● WORK TO COMPLETE: The records that follow are to be reproduced exactly. Any pictures in them are left out.
*** Opening of SOURCE DATA ***
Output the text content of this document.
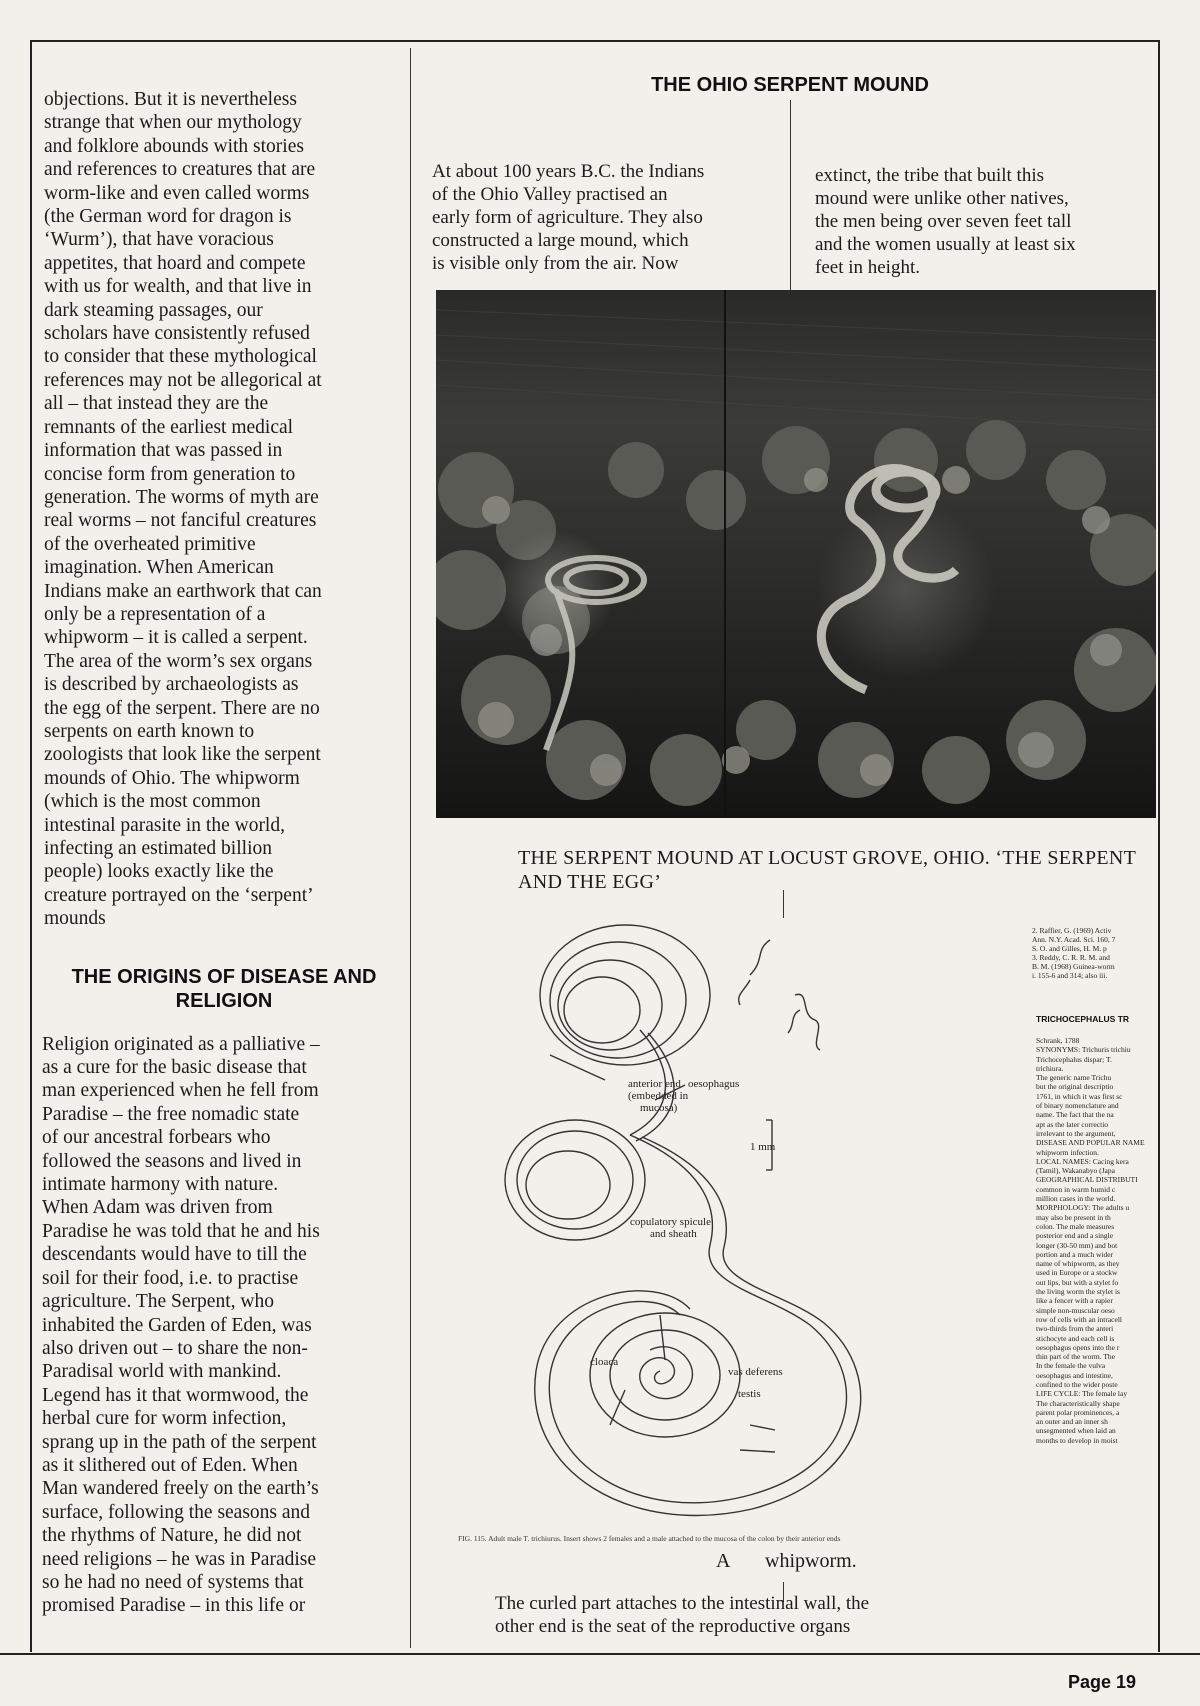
objections. But it is nevertheless
strange that when our mythology
and folklore abounds with stories
and references to creatures that are
worm-like and even called worms
(the German word for dragon is
‘Wurm’), that have voracious
appetites, that hoard and compete
with us for wealth, and that live in
dark steaming passages, our
scholars have consistently refused
to consider that these mythological
references may not be allegorical at
all – that instead they are the
remnants of the earliest medical
information that was passed in
concise form from generation to
generation. The worms of myth are
real worms – not fanciful creatures
of the overheated primitive
imagination. When American
Indians make an earthwork that can
only be a representation of a
whipworm – it is called a serpent.
The area of the worm’s sex organs
is described by archaeologists as
the egg of the serpent. There are no
serpents on earth known to
zoologists that look like the serpent
mounds of Ohio. The whipworm
(which is the most common
intestinal parasite in the world,
infecting an estimated billion
people) looks exactly like the
creature portrayed on the ‘serpent’
mounds

THE ORIGINS OF DISEASE AND RELIGION

Religion originated as a palliative –
as a cure for the basic disease that
man experienced when he fell from
Paradise – the free nomadic state
of our ancestral forbears who
followed the seasons and lived in
intimate harmony with nature.
When Adam was driven from
Paradise he was told that he and his
descendants would have to till the
soil for their food, i.e. to practise
agriculture. The Serpent, who
inhabited the Garden of Eden, was
also driven out – to share the non-
Paradisal world with mankind.
Legend has it that wormwood, the
herbal cure for worm infection,
sprang up in the path of the serpent
as it slithered out of Eden. When
Man wandered freely on the earth’s
surface, following the seasons and
the rhythms of Nature, he did not
need religions – he was in Paradise
so he had no need of systems that
promised Paradise – in this life or

THE OHIO SERPENT MOUND

At about 100 years B.C. the Indians
of the Ohio Valley practised an
early form of agriculture. They also
constructed a large mound, which
is visible only from the air. Now

extinct, the tribe that built this
mound were unlike other natives,
the men being over seven feet tall
and the women usually at least six
feet in height.

THE SERPENT MOUND AT LOCUST GROVE, OHIO. ‘THE SERPENT AND THE EGG’

anterior end
(embedded in
mucosa)
oesophagus
1 mm
copulatory spicule
and sheath
cloaca
vas deferens
testis

FIG. 115. Adult male T. trichiurus. Insert shows 2 females and a male attached to the mucosa of the colon by their anterior ends

A whipworm.

The curled part attaches to the intestinal wall, the
other end is the seat of the reproductive organs

2. Raffier, G. (1969) Activ
Ann. N.Y. Acad. Sci. 160, 7
S. O. and Gilles, H. M. p
3. Reddy, C. R. R. M. and
B. M. (1968) Guinea-worm
i. 155-6 and 314; also iii.

TRICHOCEPHALUS TR

Schrank, 1788
SYNONYMS: Trichuris trichiu
Trichocephalus dispar; T.
trichiura.
The generic name Trichu
but the original descriptio
1761, in which it was first sc
of binary nomenclature and
name. The fact that the na
apt as the later correctio
irrelevant to the argument,
DISEASE AND POPULAR NAME
whipworm infection.
LOCAL NAMES: Cacing kera
(Tamil), Wakanabyo (Japa
GEOGRAPHICAL DISTRIBUTI
common in warm humid c
million cases in the world.
MORPHOLOGY: The adults u
may also be present in th
colon. The male measures
posterior end and a single
longer (30-50 mm) and bot
portion and a much wider
name of whipworm, as they
used in Europe or a stockw
out lips, but with a stylet fo
the living worm the stylet is
like a fencer with a rapier
simple non-muscular oeso
row of cells with an intracell
two-thirds from the anteri
stichocyte and each cell is
oesophagus opens into the r
thin part of the worm. The
In the female the vulva
oesophagus and intestine,
confined to the wider poste
LIFE CYCLE: The female lay
The characteristically shape
parent polar prominences, a
an outer and an inner sh
unsegmented when laid an
months to develop in moist

Page 19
*** Close of SOURCE DATA ***
● SOLUTION FOR THIS EXERCISE:
Output the text content of this document.
objections. But it is nevertheless
strange that when our mythology
and folklore abounds with stories
and references to creatures that are
worm-like and even called worms
(the German word for dragon is
‘Wurm’), that have voracious
appetites, that hoard and compete
with us for wealth, and that live in
dark steaming passages, our
scholars have consistently refused
to consider that these mythological
references may not be allegorical at
all – that instead they are the
remnants of the earliest medical
information that was passed in
concise form from generation to
generation. The worms of myth are
real worms – not fanciful creatures
of the overheated primitive
imagination. When American
Indians make an earthwork that can
only be a representation of a
whipworm – it is called a serpent.
The area of the worm’s sex organs
is described by archaeologists as
the egg of the serpent. There are no
serpents on earth known to
zoologists that look like the serpent
mounds of Ohio. The whipworm
(which is the most common
intestinal parasite in the world,
infecting an estimated billion
people) looks exactly like the
creature portrayed on the ‘serpent’
mounds

THE ORIGINS OF DISEASE AND RELIGION

Religion originated as a palliative –
as a cure for the basic disease that
man experienced when he fell from
Paradise – the free nomadic state
of our ancestral forbears who
followed the seasons and lived in
intimate harmony with nature.
When Adam was driven from
Paradise he was told that he and his
descendants would have to till the
soil for their food, i.e. to practise
agriculture. The Serpent, who
inhabited the Garden of Eden, was
also driven out – to share the non-
Paradisal world with mankind.
Legend has it that wormwood, the
herbal cure for worm infection,
sprang up in the path of the serpent
as it slithered out of Eden. When
Man wandered freely on the earth’s
surface, following the seasons and
the rhythms of Nature, he did not
need religions – he was in Paradise
so he had no need of systems that
promised Paradise – in this life or

THE OHIO SERPENT MOUND

At about 100 years B.C. the Indians
of the Ohio Valley practised an
early form of agriculture. They also
constructed a large mound, which
is visible only from the air. Now

extinct, the tribe that built this
mound were unlike other natives,
the men being over seven feet tall
and the women usually at least six
feet in height.

THE SERPENT MOUND AT LOCUST GROVE, OHIO. ‘THE SERPENT AND THE EGG’

anterior end
(embedded in
mucosa)
oesophagus
1 mm
copulatory spicule
and sheath
cloaca
vas deferens
testis

FIG. 115. Adult male T. trichiurus. Insert shows 2 females and a male attached to the mucosa of the colon by their anterior ends

A whipworm.

The curled part attaches to the intestinal wall, the
other end is the seat of the reproductive organs

2. Raffier, G. (1969) Activ
Ann. N.Y. Acad. Sci. 160, 7
S. O. and Gilles, H. M. p
3. Reddy, C. R. R. M. and
B. M. (1968) Guinea-worm
i. 155-6 and 314; also iii.

TRICHOCEPHALUS TR

Schrank, 1788
SYNONYMS: Trichuris trichiu
Trichocephalus dispar; T.
trichiura.
The generic name Trichu
but the original descriptio
1761, in which it was first sc
of binary nomenclature and
name. The fact that the na
apt as the later correctio
irrelevant to the argument,
DISEASE AND POPULAR NAME
whipworm infection.
LOCAL NAMES: Cacing kera
(Tamil), Wakanabyo (Japa
GEOGRAPHICAL DISTRIBUTI
common in warm humid c
million cases in the world.
MORPHOLOGY: The adults u
may also be present in th
colon. The male measures
posterior end and a single
longer (30-50 mm) and bot
portion and a much wider
name of whipworm, as they
used in Europe or a stockw
out lips, but with a stylet fo
the living worm the stylet is
like a fencer with a rapier
simple non-muscular oeso
row of cells with an intracell
two-thirds from the anteri
stichocyte and each cell is
oesophagus opens into the r
thin part of the worm. The
In the female the vulva
oesophagus and intestine,
confined to the wider poste
LIFE CYCLE: The female lay
The characteristically shape
parent polar prominences, a
an outer and an inner sh
unsegmented when laid an
months to develop in moist

Page 19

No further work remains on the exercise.